= Spatial layout data =

+++

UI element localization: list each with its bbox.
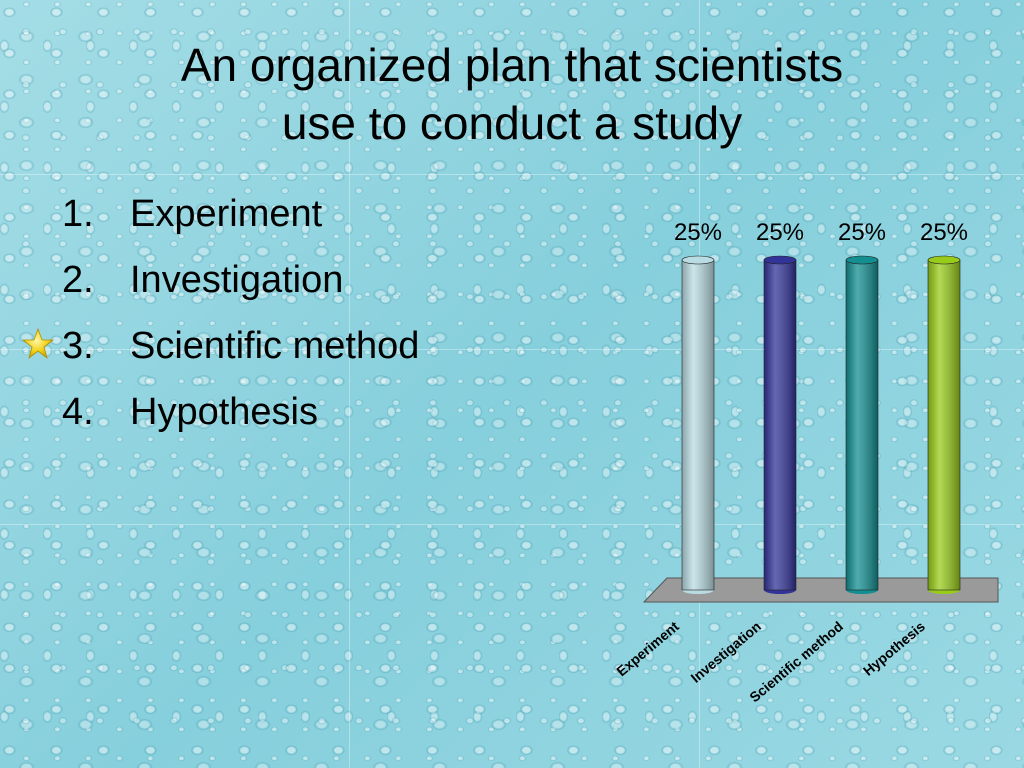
option-label: Experiment: [130, 193, 323, 235]
chart-data-label: 25%: [756, 219, 804, 246]
answer-options-list: 1. Experiment 2. Investigation 3. Scient…: [22, 186, 420, 450]
chart-bar-2: [763, 255, 797, 594]
option-number: 1.: [62, 193, 94, 235]
chart-bar-3: [845, 255, 879, 594]
answer-option-1[interactable]: 1. Experiment: [62, 186, 419, 252]
option-label: Scientific method: [130, 325, 420, 367]
option-number: 4.: [62, 391, 94, 433]
chart-category-label: Experiment: [613, 618, 682, 679]
background-gridline: [0, 524, 1024, 525]
slide-title-line-2: use to conduct a study: [281, 97, 743, 149]
option-label: Investigation: [130, 259, 344, 301]
slide-title: An organized plan that scientists use to…: [40, 36, 984, 152]
chart-data-label: 25%: [920, 219, 968, 246]
chart-category-label: Hypothesis: [860, 618, 928, 679]
answer-option-4[interactable]: 4. Hypothesis: [62, 384, 419, 450]
chart-floor: [642, 577, 999, 603]
chart-bar-1: [681, 255, 715, 594]
option-number: 2.: [62, 259, 94, 301]
chart-data-label: 25%: [838, 219, 886, 246]
chart-category-label: Investigation: [687, 618, 763, 686]
response-bar-chart: 25% 25% 25% 25% Experiment InvestigationScie…: [613, 219, 999, 705]
option-label: Hypothesis: [130, 391, 318, 433]
chart-bar-4: [927, 255, 961, 594]
background-gridline: [0, 349, 1024, 350]
chart-data-labels: 25% 25% 25% 25%: [674, 219, 968, 246]
answer-option-2[interactable]: 2. Investigation: [62, 252, 419, 318]
star-icon: [22, 328, 54, 360]
chart-bars: [681, 255, 961, 594]
slide-title-line-1: An organized plan that scientists: [180, 39, 844, 91]
chart-data-label: 25%: [674, 219, 722, 246]
background-gridline: [0, 174, 1024, 175]
option-number: 3.: [62, 325, 94, 367]
answer-option-3[interactable]: 3. Scientific method: [22, 318, 420, 384]
background-gridline: [349, 0, 350, 768]
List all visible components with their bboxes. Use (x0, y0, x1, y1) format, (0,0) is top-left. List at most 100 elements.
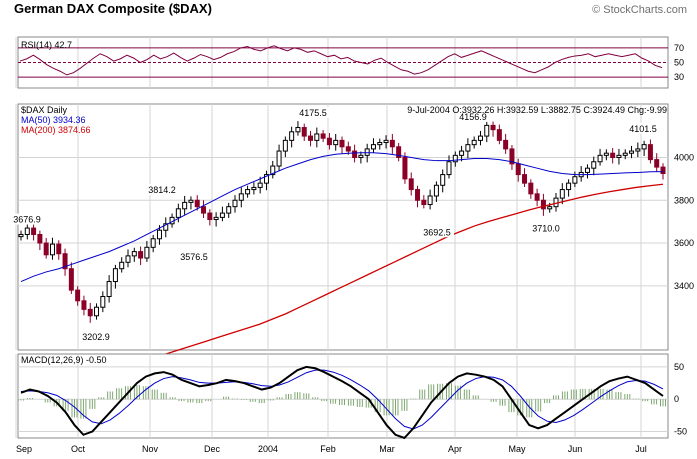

+++

= GIVEN INSTRUCTION =
Copy out every line of the records above character for character, leaving out the pictures.

= ANSWER TO THIS PROBLEM =
UI element localization: list each with its bbox.
option-label: Experiment: [130, 193, 323, 235]
chart-data-label: 25%: [756, 219, 804, 246]
answer-options-list: 1. Experiment 2. Investigation 3. Scient…: [22, 186, 420, 450]
chart-bar-2: [763, 255, 797, 594]
option-number: 1.: [62, 193, 94, 235]
chart-bar-3: [845, 255, 879, 594]
answer-option-1[interactable]: 1. Experiment: [62, 186, 419, 252]
option-label: Scientific method: [130, 325, 420, 367]
option-number: 4.: [62, 391, 94, 433]
chart-category-label: Experiment: [613, 618, 682, 679]
background-gridline: [0, 524, 1024, 525]
slide-title-line-2: use to conduct a study: [281, 97, 743, 149]
option-label: Investigation: [130, 259, 344, 301]
slide-title: An organized plan that scientists use to…: [40, 36, 984, 152]
chart-data-label: 25%: [920, 219, 968, 246]
chart-category-label: Hypothesis: [860, 618, 928, 679]
answer-option-4[interactable]: 4. Hypothesis: [62, 384, 419, 450]
chart-floor: [642, 577, 999, 603]
chart-bar-1: [681, 255, 715, 594]
option-number: 2.: [62, 259, 94, 301]
chart-data-label: 25%: [838, 219, 886, 246]
chart-category-label: Investigation: [687, 618, 763, 686]
response-bar-chart: 25% 25% 25% 25% Experiment InvestigationScie…: [613, 219, 999, 705]
option-label: Hypothesis: [130, 391, 318, 433]
chart-bar-4: [927, 255, 961, 594]
background-gridline: [0, 349, 1024, 350]
chart-data-labels: 25% 25% 25% 25%: [674, 219, 968, 246]
answer-option-2[interactable]: 2. Investigation: [62, 252, 419, 318]
star-icon: [22, 328, 54, 360]
chart-bars: [681, 255, 961, 594]
slide-title-line-1: An organized plan that scientists: [180, 39, 844, 91]
chart-data-label: 25%: [674, 219, 722, 246]
background-gridline: [0, 174, 1024, 175]
option-number: 3.: [62, 325, 94, 367]
answer-option-3[interactable]: 3. Scientific method: [22, 318, 420, 384]
background-gridline: [349, 0, 350, 768]
List all visible components with their bboxes. Use (x0, y0, x1, y1) format, (0,0) is top-left. List at most 100 elements.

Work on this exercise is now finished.